* _PROBLEM_
Reproduce all the entries exactly and keep the pictures out.

* _Figure dataset records_
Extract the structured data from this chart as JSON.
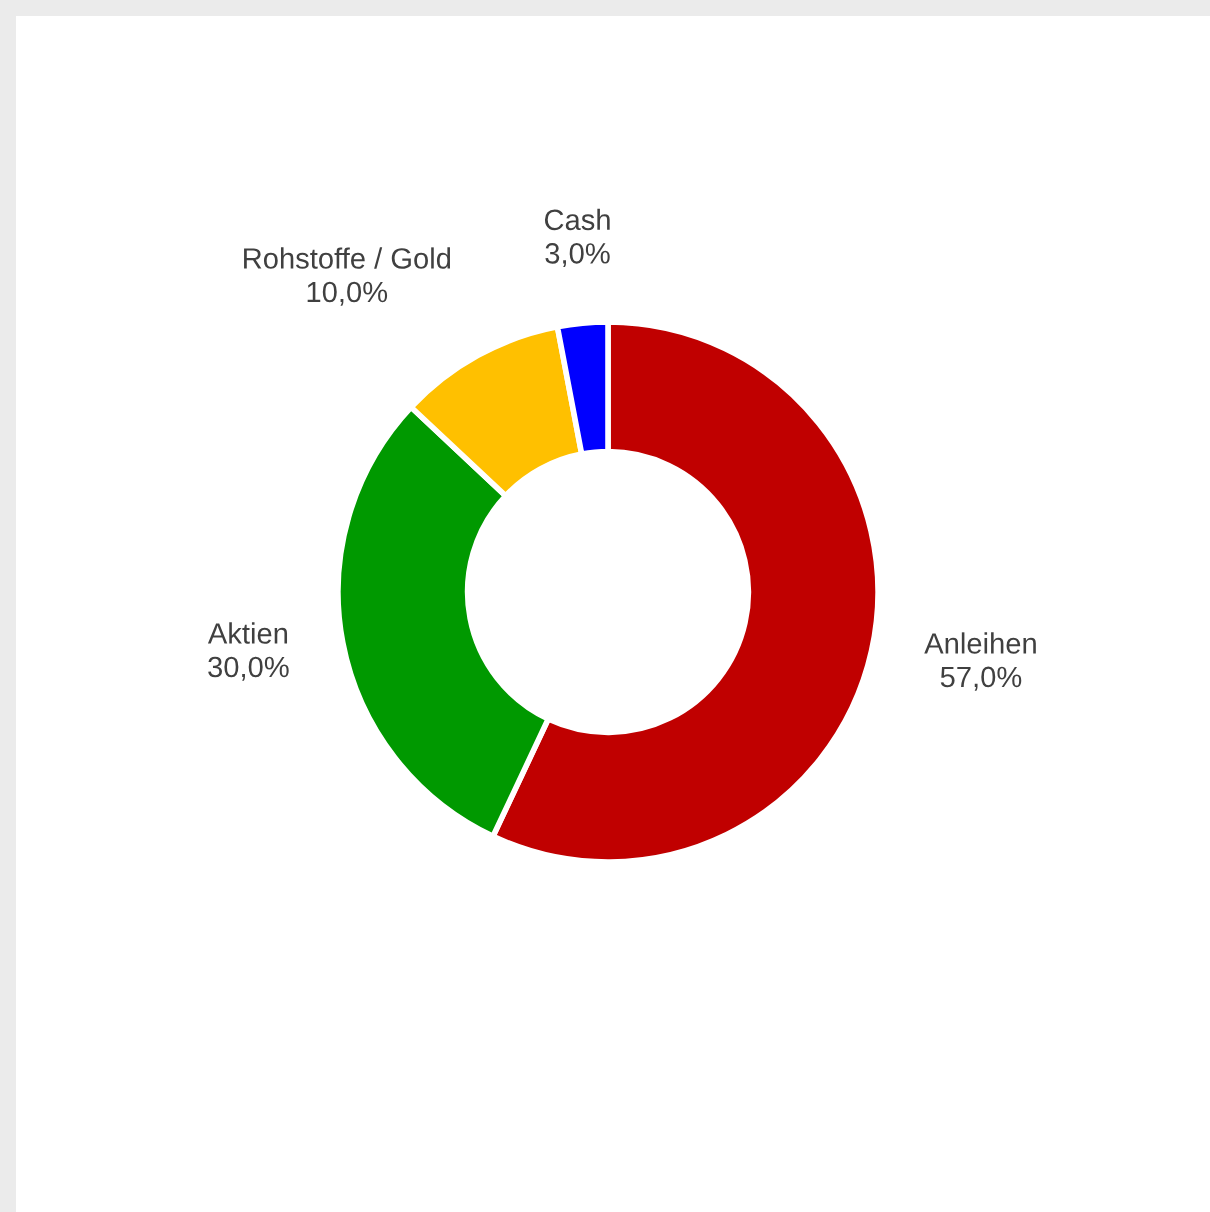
{
  "chart_data": {
    "type": "donut",
    "categories": [
      "Anleihen",
      "Aktien",
      "Rohstoffe / Gold",
      "Cash"
    ],
    "values": [
      57,
      30,
      10,
      3
    ],
    "value_labels": [
      "57,0%",
      "30,0%",
      "10,0%",
      "3,0%"
    ],
    "colors": [
      "#c00000",
      "#009900",
      "#ffc000",
      "#0000ff"
    ],
    "legend": false
  }
}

* _SOLUTION FOR THIS EXERCISE_
Extract the structured data from this chart as JSON.
{
  "chart_data": {
    "type": "donut",
    "categories": [
      "Anleihen",
      "Aktien",
      "Rohstoffe / Gold",
      "Cash"
    ],
    "values": [
      57,
      30,
      10,
      3
    ],
    "value_labels": [
      "57,0%",
      "30,0%",
      "10,0%",
      "3,0%"
    ],
    "colors": [
      "#c00000",
      "#009900",
      "#ffc000",
      "#0000ff"
    ],
    "legend": false
  }
}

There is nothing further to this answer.